▸ **Prompt**
Retype the records exactly, starting at the first line and ending at the line that contains "journal-article-page: Discrete Applied", including both.

▸ **Data lines**
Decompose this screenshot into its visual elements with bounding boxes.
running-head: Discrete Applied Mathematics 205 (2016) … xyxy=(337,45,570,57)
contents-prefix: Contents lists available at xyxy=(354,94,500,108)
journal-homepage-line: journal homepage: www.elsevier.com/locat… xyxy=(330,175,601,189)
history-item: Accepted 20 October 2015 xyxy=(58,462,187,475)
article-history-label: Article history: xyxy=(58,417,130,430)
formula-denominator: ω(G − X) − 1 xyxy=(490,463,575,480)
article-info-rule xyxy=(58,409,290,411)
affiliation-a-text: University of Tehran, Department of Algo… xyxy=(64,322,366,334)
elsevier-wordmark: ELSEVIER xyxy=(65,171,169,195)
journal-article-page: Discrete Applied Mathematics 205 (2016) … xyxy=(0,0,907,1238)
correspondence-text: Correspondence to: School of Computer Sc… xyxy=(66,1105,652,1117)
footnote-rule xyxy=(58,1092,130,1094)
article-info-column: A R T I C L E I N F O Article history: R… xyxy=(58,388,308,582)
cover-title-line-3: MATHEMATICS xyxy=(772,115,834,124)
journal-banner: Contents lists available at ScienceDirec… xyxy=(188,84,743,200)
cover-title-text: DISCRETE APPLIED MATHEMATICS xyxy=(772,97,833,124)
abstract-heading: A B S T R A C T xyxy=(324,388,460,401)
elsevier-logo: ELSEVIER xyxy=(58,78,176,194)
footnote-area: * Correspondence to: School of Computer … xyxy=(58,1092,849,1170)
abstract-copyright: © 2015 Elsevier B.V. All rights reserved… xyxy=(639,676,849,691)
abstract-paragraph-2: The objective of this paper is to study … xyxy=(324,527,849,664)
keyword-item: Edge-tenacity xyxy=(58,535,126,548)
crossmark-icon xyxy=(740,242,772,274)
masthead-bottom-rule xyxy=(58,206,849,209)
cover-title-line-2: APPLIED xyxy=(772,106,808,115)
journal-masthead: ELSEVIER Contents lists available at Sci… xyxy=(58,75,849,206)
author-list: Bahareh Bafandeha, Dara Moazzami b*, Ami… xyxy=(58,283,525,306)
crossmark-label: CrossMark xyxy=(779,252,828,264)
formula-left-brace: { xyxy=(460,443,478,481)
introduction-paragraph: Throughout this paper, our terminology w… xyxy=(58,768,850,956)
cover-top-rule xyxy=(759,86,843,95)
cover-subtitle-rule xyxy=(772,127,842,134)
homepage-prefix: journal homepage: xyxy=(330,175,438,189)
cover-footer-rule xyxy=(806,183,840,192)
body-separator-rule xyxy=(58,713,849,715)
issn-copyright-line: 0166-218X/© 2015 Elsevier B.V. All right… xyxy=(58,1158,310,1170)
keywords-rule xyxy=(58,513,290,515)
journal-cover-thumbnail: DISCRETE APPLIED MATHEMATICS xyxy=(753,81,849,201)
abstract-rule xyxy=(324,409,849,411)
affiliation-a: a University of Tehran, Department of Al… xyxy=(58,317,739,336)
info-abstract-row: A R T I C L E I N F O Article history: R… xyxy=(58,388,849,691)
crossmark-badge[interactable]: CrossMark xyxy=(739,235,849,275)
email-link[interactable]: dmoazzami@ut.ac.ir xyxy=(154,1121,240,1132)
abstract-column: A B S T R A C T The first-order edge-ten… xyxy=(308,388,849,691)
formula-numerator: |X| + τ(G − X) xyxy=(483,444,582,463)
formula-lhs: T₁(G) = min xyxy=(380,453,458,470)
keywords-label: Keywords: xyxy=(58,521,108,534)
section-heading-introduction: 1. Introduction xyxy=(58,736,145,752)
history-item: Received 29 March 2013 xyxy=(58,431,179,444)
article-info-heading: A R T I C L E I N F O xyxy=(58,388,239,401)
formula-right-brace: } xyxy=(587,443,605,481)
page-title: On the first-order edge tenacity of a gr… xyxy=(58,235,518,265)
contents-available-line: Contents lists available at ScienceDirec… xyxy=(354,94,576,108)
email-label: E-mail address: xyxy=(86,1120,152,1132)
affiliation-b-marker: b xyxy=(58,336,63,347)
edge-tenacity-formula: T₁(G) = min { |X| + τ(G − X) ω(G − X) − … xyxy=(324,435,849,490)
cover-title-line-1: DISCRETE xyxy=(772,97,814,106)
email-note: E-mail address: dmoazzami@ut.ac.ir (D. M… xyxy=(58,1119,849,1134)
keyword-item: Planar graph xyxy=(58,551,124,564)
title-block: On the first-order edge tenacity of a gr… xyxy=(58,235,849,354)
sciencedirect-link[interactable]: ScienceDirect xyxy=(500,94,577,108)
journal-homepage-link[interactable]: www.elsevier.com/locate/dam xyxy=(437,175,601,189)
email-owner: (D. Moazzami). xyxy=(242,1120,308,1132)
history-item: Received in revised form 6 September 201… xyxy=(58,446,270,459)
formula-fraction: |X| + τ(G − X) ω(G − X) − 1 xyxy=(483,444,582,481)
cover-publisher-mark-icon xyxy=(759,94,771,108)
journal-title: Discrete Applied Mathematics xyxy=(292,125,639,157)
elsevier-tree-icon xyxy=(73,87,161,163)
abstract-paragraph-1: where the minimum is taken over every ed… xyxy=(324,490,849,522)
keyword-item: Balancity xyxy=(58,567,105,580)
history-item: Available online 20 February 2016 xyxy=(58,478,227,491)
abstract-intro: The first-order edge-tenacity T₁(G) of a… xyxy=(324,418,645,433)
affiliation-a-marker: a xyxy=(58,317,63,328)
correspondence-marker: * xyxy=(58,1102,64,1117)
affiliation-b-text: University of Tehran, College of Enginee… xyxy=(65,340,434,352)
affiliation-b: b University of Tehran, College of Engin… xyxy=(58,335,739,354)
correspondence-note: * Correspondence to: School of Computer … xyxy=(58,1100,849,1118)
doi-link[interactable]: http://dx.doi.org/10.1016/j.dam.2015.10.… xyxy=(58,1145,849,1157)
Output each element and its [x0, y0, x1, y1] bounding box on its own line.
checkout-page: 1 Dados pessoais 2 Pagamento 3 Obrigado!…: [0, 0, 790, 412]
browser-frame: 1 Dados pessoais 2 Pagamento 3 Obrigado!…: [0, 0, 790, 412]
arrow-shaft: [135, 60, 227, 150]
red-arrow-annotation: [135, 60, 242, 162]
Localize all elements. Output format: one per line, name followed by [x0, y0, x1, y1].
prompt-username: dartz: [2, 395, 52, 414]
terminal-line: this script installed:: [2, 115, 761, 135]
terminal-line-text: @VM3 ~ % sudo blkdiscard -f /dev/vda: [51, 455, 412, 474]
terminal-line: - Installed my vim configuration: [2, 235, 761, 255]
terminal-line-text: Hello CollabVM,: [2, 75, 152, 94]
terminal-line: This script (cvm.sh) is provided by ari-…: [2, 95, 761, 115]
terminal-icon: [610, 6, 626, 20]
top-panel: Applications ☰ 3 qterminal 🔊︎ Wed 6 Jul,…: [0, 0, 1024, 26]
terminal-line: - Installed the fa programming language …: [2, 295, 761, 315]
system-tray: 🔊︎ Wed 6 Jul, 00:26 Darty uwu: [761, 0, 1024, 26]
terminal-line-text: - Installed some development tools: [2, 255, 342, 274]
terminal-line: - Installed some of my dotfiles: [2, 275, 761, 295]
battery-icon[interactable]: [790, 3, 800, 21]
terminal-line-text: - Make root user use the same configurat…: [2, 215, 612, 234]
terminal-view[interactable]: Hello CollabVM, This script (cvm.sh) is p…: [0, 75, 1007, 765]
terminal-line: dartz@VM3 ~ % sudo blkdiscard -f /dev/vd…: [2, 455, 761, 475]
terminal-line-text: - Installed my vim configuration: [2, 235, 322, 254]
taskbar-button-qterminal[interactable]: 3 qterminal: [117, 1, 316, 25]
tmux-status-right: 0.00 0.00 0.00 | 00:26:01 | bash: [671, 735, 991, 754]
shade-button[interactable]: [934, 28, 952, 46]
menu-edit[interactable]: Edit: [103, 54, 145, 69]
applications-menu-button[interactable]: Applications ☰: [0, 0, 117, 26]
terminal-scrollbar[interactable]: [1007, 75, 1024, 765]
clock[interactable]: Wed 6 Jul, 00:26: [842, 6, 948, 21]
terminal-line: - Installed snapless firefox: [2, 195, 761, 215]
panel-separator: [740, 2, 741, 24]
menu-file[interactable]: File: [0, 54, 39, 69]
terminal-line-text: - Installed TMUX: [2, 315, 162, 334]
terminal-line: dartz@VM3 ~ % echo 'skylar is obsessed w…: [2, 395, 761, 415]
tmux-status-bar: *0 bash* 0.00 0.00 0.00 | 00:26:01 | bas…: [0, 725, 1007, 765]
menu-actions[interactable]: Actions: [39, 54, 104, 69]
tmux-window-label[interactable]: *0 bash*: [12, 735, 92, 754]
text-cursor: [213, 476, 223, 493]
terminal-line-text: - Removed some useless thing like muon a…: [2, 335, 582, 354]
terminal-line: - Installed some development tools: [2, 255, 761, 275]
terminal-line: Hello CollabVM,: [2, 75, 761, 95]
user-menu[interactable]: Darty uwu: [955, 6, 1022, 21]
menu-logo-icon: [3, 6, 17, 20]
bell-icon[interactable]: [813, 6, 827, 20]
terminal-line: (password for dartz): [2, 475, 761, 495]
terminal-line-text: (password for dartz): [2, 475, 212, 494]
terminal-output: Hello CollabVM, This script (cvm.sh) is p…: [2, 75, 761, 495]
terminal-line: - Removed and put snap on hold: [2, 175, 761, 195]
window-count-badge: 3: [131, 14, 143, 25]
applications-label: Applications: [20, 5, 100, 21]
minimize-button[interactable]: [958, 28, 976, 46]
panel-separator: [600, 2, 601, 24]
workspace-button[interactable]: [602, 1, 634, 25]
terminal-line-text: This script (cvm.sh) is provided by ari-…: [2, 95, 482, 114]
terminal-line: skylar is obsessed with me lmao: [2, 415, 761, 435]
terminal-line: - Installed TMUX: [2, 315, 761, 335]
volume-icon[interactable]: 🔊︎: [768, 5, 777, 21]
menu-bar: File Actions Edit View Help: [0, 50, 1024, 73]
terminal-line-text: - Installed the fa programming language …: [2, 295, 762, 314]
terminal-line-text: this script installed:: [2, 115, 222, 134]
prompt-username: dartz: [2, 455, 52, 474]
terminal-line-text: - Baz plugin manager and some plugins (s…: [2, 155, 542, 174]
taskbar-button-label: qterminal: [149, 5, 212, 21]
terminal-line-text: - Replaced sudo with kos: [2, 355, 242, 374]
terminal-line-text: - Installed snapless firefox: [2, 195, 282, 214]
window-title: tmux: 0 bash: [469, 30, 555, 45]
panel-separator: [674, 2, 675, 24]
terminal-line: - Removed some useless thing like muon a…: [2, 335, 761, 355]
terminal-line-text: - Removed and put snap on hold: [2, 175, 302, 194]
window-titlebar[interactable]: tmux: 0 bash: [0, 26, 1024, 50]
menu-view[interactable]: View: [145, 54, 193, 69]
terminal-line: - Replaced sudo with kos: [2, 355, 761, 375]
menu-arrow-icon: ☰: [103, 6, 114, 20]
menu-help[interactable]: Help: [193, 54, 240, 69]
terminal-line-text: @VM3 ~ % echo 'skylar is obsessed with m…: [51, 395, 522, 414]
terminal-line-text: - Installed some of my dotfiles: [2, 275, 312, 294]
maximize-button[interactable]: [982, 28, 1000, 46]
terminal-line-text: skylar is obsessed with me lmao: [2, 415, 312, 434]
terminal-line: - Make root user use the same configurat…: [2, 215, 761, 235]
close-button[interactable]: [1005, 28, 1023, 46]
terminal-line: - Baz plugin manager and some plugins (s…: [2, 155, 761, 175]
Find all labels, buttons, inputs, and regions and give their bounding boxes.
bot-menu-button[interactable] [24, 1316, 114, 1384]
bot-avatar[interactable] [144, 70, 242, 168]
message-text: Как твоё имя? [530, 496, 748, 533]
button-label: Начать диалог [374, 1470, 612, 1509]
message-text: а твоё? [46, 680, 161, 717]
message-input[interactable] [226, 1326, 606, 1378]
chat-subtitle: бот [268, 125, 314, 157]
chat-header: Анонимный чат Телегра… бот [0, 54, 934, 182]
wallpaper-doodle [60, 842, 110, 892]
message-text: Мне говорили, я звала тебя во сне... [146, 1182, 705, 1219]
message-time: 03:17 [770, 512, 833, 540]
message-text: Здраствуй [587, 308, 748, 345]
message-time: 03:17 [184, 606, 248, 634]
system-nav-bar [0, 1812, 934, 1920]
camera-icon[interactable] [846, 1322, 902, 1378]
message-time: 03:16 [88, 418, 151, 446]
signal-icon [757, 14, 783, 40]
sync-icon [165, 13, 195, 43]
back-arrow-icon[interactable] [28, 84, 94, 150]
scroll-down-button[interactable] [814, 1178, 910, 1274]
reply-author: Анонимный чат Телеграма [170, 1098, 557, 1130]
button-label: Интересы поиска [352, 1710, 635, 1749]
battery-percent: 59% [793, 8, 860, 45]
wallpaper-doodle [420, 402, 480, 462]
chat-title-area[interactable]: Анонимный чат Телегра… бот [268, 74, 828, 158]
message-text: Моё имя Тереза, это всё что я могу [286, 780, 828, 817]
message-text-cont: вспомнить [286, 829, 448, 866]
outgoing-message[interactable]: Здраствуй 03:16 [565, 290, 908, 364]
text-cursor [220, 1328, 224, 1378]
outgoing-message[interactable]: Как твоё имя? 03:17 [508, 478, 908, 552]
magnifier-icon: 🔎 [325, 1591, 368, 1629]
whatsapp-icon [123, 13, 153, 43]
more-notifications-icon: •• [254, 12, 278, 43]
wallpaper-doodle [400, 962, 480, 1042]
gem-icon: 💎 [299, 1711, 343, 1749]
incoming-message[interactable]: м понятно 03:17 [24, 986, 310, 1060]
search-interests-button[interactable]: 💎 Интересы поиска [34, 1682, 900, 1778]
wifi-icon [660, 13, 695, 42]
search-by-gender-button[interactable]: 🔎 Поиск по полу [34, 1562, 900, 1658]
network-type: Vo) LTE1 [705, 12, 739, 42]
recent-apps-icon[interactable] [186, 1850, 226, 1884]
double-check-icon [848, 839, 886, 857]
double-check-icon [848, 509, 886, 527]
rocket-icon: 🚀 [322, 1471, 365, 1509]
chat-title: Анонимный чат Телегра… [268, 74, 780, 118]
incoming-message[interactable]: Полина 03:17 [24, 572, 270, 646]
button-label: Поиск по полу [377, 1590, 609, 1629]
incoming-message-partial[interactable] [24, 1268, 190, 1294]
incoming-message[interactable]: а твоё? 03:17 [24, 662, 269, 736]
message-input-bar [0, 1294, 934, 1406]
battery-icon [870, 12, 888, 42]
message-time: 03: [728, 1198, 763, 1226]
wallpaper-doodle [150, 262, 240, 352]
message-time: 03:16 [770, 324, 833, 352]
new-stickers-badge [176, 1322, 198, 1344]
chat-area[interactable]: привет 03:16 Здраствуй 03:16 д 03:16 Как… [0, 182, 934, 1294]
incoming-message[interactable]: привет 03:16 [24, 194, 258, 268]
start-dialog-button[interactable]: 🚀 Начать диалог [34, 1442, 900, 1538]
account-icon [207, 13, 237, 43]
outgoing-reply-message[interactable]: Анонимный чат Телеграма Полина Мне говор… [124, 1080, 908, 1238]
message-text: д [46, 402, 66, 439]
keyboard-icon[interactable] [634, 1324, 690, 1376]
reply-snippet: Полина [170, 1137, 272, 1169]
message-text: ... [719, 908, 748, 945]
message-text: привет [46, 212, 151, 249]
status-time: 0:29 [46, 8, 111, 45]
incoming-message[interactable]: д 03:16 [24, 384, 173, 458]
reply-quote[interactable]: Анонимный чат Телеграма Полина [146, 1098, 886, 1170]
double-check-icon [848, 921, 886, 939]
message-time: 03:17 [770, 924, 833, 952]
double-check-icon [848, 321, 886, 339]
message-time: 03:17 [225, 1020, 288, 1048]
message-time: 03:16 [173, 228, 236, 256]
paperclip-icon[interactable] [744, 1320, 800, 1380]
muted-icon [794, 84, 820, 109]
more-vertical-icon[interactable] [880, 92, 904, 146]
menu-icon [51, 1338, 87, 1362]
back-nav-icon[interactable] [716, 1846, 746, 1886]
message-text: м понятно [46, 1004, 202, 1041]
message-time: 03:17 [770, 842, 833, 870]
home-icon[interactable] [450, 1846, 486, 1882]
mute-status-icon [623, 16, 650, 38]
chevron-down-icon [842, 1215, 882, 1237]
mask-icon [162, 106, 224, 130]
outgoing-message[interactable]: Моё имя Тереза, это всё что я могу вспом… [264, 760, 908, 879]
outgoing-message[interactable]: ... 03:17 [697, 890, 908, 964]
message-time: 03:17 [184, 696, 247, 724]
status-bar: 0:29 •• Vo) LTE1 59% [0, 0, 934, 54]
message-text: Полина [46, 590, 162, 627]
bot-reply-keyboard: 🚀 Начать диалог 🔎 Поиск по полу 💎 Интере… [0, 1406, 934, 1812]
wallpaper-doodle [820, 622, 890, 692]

▸ **Result**
Decompose this screenshot into its visual elements with bounding boxes.
running-head: Discrete Applied Mathematics 205 (2016) … xyxy=(337,45,570,57)
contents-prefix: Contents lists available at xyxy=(354,94,500,108)
journal-homepage-line: journal homepage: www.elsevier.com/locat… xyxy=(330,175,601,189)
history-item: Accepted 20 October 2015 xyxy=(58,462,187,475)
article-history-label: Article history: xyxy=(58,417,130,430)
formula-denominator: ω(G − X) − 1 xyxy=(490,463,575,480)
article-info-rule xyxy=(58,409,290,411)
affiliation-a-text: University of Tehran, Department of Algo… xyxy=(64,322,366,334)
elsevier-wordmark: ELSEVIER xyxy=(65,171,169,195)
journal-article-page: Discrete Applied Mathematics 205 (2016) … xyxy=(0,0,907,1238)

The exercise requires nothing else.